Data shown
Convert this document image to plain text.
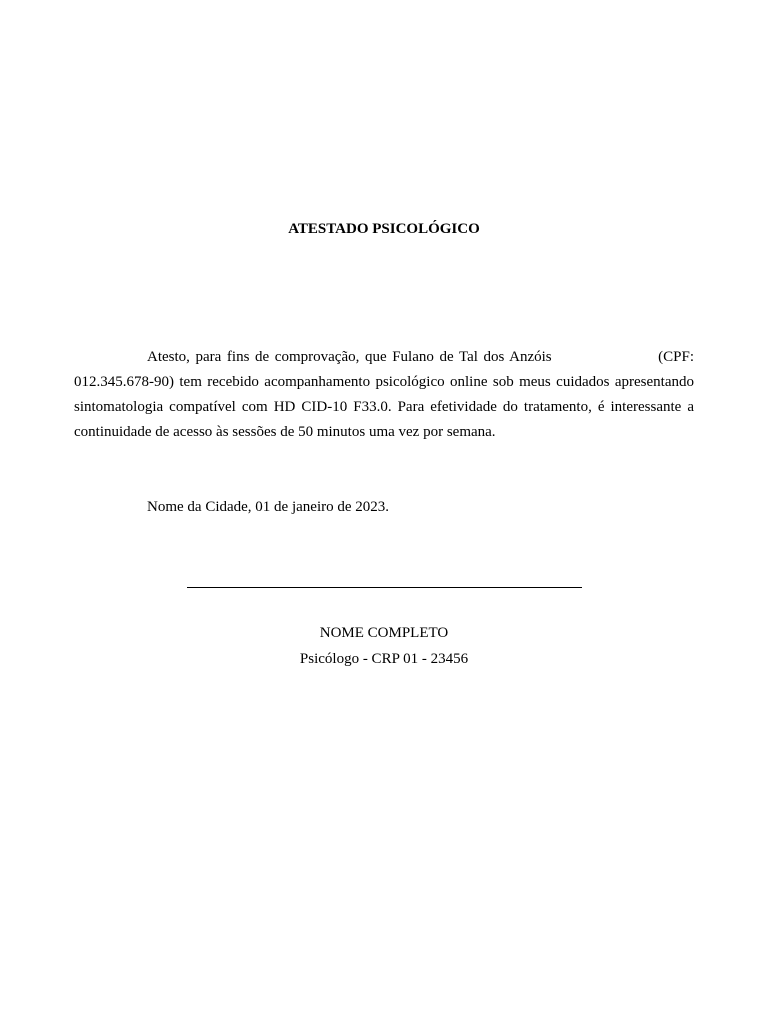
ATESTADO PSICOLÓGICO

Atesto, para fins de comprovação, que Fulano de Tal dos Anzóis                   (CPF: 012.345.678-90) tem recebido acompanhamento psicológico online sob meus cuidados apresentando sintomatologia compatível com HD CID-10 F33.0. Para efetividade do tratamento, é interessante a continuidade de acesso às sessões de 50 minutos uma vez por semana.

Nome da Cidade, 01 de janeiro de 2023.
NOME COMPLETO
Psicólogo - CRP 01 - 23456
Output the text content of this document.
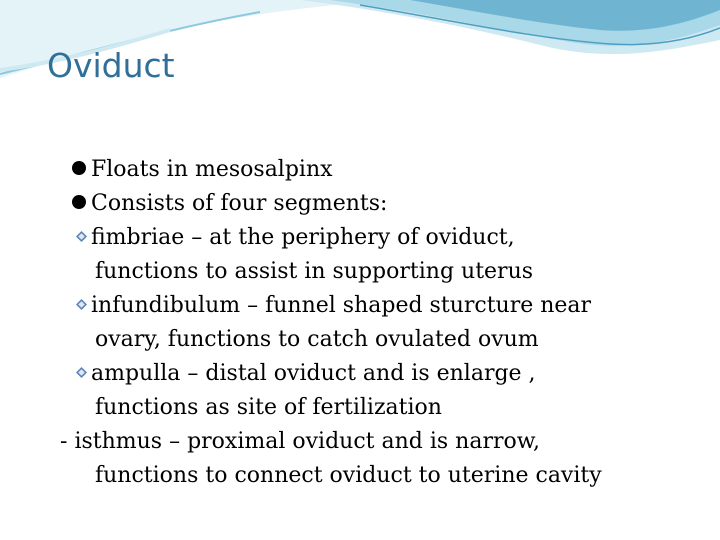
Oviduct
Floats in mesosalpinx
Consists of four segments:
fimbriae – at the periphery of oviduct,
functions to assist in supporting uterus
infundibulum – funnel shaped sturcture near
ovary, functions to catch ovulated ovum
ampulla – distal oviduct and is enlarge ,
functions as site of fertilization
- isthmus – proximal oviduct and is narrow,
functions to connect oviduct to uterine cavity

Requirement
Retype the listing exactly. Pictures do not belong in the copy.

Completed task
Convert this document image to plain text.
ATESTADO PSICOLÓGICO

Atesto, para fins de comprovação, que Fulano de Tal dos Anzóis                   (CPF: 012.345.678-90) tem recebido acompanhamento psicológico online sob meus cuidados apresentando sintomatologia compatível com HD CID-10 F33.0. Para efetividade do tratamento, é interessante a continuidade de acesso às sessões de 50 minutos uma vez por semana.

Nome da Cidade, 01 de janeiro de 2023.
NOME COMPLETO
Psicólogo - CRP 01 - 23456
Output the text content of this document.
Oviduct
Floats in mesosalpinx
Consists of four segments:
fimbriae – at the periphery of oviduct,
functions to assist in supporting uterus
infundibulum – funnel shaped sturcture near
ovary, functions to catch ovulated ovum
ampulla – distal oviduct and is enlarge ,
functions as site of fertilization
- isthmus – proximal oviduct and is narrow,
functions to connect oviduct to uterine cavity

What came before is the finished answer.